Copy the data that follows exactly. Include no pictures.

## Raw data

■ ■ ■ ■ ■ ■ ■

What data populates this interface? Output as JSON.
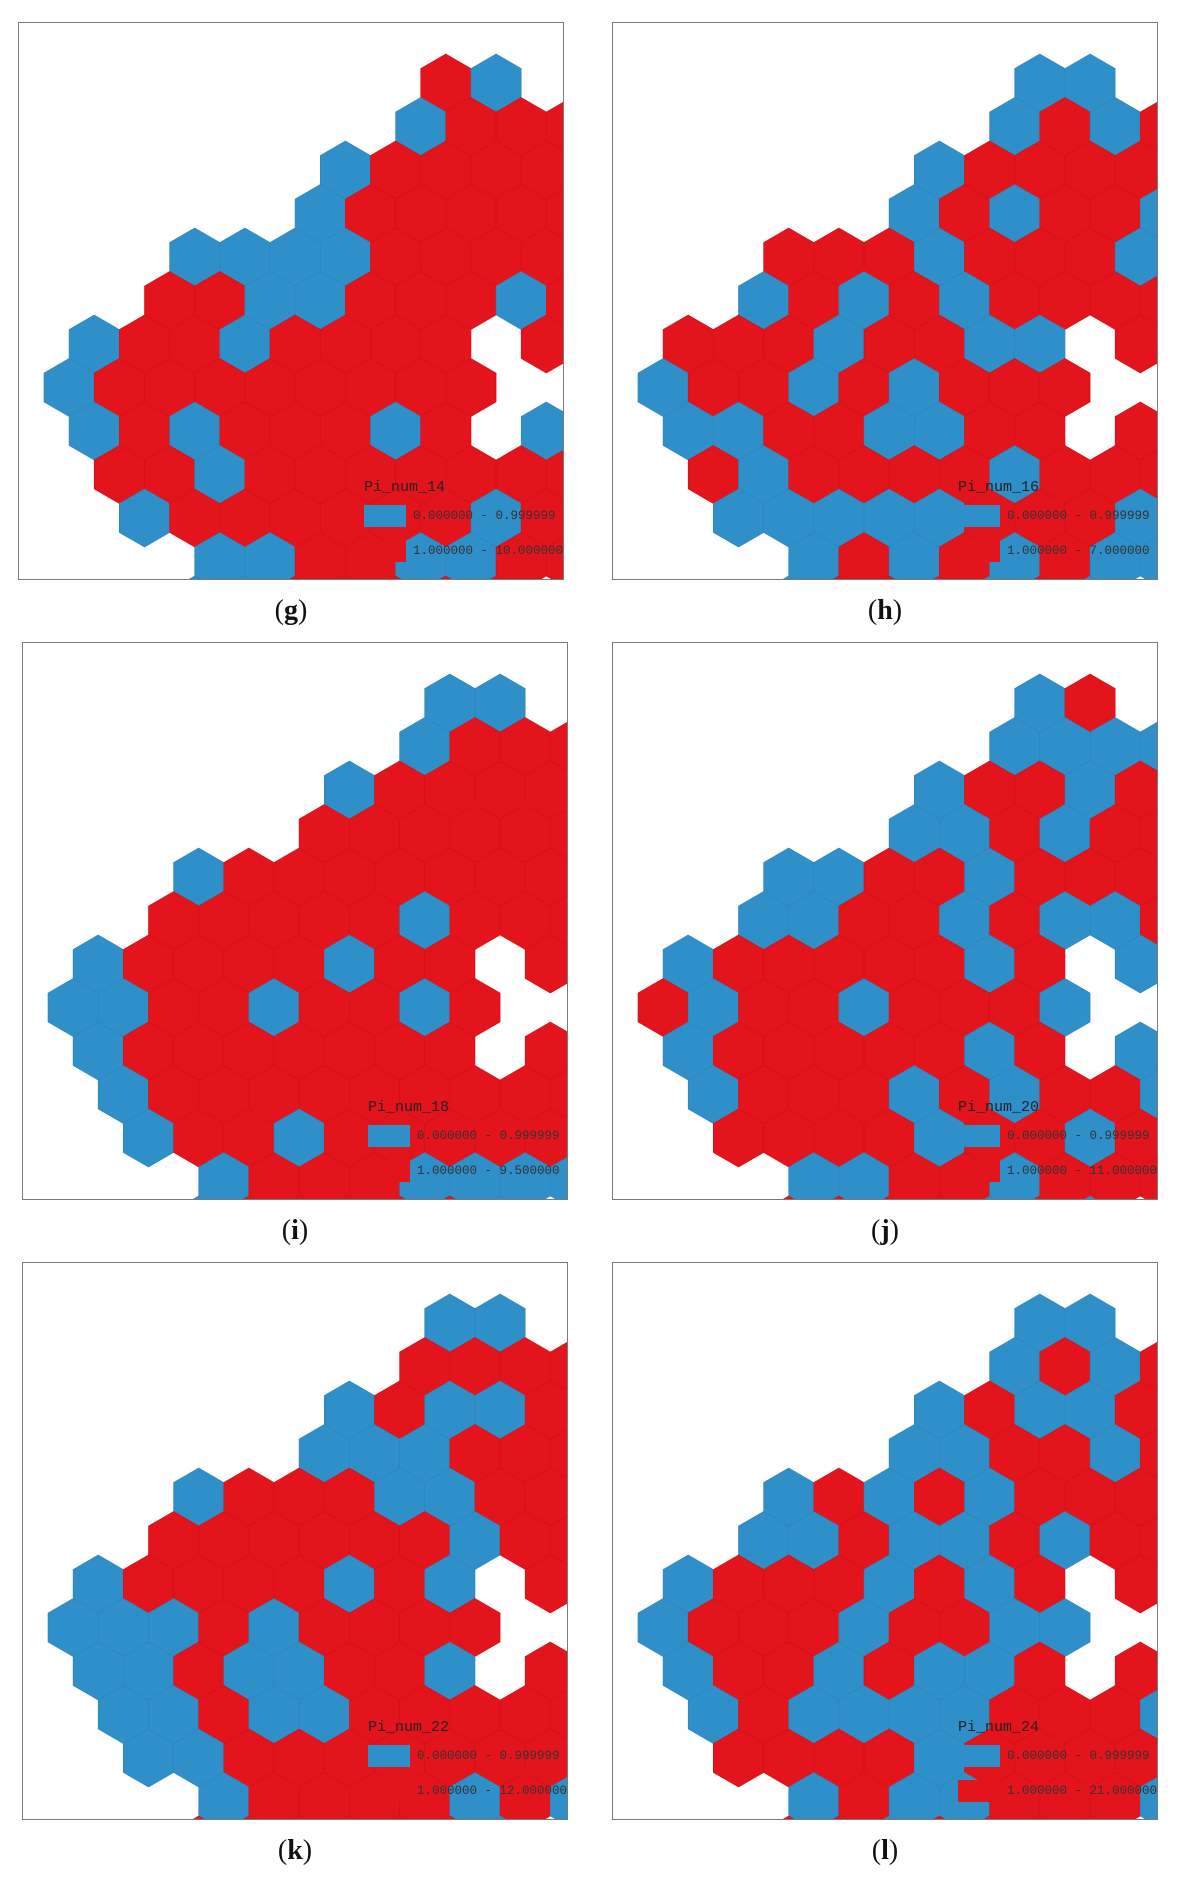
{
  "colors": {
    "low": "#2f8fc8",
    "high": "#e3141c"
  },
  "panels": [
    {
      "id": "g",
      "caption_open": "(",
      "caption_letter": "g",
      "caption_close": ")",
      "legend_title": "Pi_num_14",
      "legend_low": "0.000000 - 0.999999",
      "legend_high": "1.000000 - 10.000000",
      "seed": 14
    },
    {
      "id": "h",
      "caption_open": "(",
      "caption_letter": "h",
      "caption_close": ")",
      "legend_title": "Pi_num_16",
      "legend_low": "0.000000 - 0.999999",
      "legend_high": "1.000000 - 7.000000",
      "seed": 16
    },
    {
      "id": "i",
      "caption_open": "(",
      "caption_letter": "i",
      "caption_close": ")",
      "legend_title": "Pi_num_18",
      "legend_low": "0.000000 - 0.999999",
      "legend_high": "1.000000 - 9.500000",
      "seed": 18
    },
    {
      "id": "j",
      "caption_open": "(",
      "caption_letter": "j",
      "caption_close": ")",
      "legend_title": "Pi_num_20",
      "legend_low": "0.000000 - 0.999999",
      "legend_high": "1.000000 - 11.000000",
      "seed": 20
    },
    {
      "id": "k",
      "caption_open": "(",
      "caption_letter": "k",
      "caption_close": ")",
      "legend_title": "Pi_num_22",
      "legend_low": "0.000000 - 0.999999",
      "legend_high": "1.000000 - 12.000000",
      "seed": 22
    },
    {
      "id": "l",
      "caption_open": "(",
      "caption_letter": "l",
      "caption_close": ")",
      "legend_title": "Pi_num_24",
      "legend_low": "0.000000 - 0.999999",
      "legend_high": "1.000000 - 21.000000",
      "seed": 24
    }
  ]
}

■ ■ ■ ■ ■ ■ ■

## Reply to the task
What data populates this interface? Output as JSON.
{
  "colors": {
    "low": "#2f8fc8",
    "high": "#e3141c"
  },
  "panels": [
    {
      "id": "g",
      "caption_open": "(",
      "caption_letter": "g",
      "caption_close": ")",
      "legend_title": "Pi_num_14",
      "legend_low": "0.000000 - 0.999999",
      "legend_high": "1.000000 - 10.000000",
      "seed": 14
    },
    {
      "id": "h",
      "caption_open": "(",
      "caption_letter": "h",
      "caption_close": ")",
      "legend_title": "Pi_num_16",
      "legend_low": "0.000000 - 0.999999",
      "legend_high": "1.000000 - 7.000000",
      "seed": 16
    },
    {
      "id": "i",
      "caption_open": "(",
      "caption_letter": "i",
      "caption_close": ")",
      "legend_title": "Pi_num_18",
      "legend_low": "0.000000 - 0.999999",
      "legend_high": "1.000000 - 9.500000",
      "seed": 18
    },
    {
      "id": "j",
      "caption_open": "(",
      "caption_letter": "j",
      "caption_close": ")",
      "legend_title": "Pi_num_20",
      "legend_low": "0.000000 - 0.999999",
      "legend_high": "1.000000 - 11.000000",
      "seed": 20
    },
    {
      "id": "k",
      "caption_open": "(",
      "caption_letter": "k",
      "caption_close": ")",
      "legend_title": "Pi_num_22",
      "legend_low": "0.000000 - 0.999999",
      "legend_high": "1.000000 - 12.000000",
      "seed": 22
    },
    {
      "id": "l",
      "caption_open": "(",
      "caption_letter": "l",
      "caption_close": ")",
      "legend_title": "Pi_num_24",
      "legend_low": "0.000000 - 0.999999",
      "legend_high": "1.000000 - 21.000000",
      "seed": 24
    }
  ]
}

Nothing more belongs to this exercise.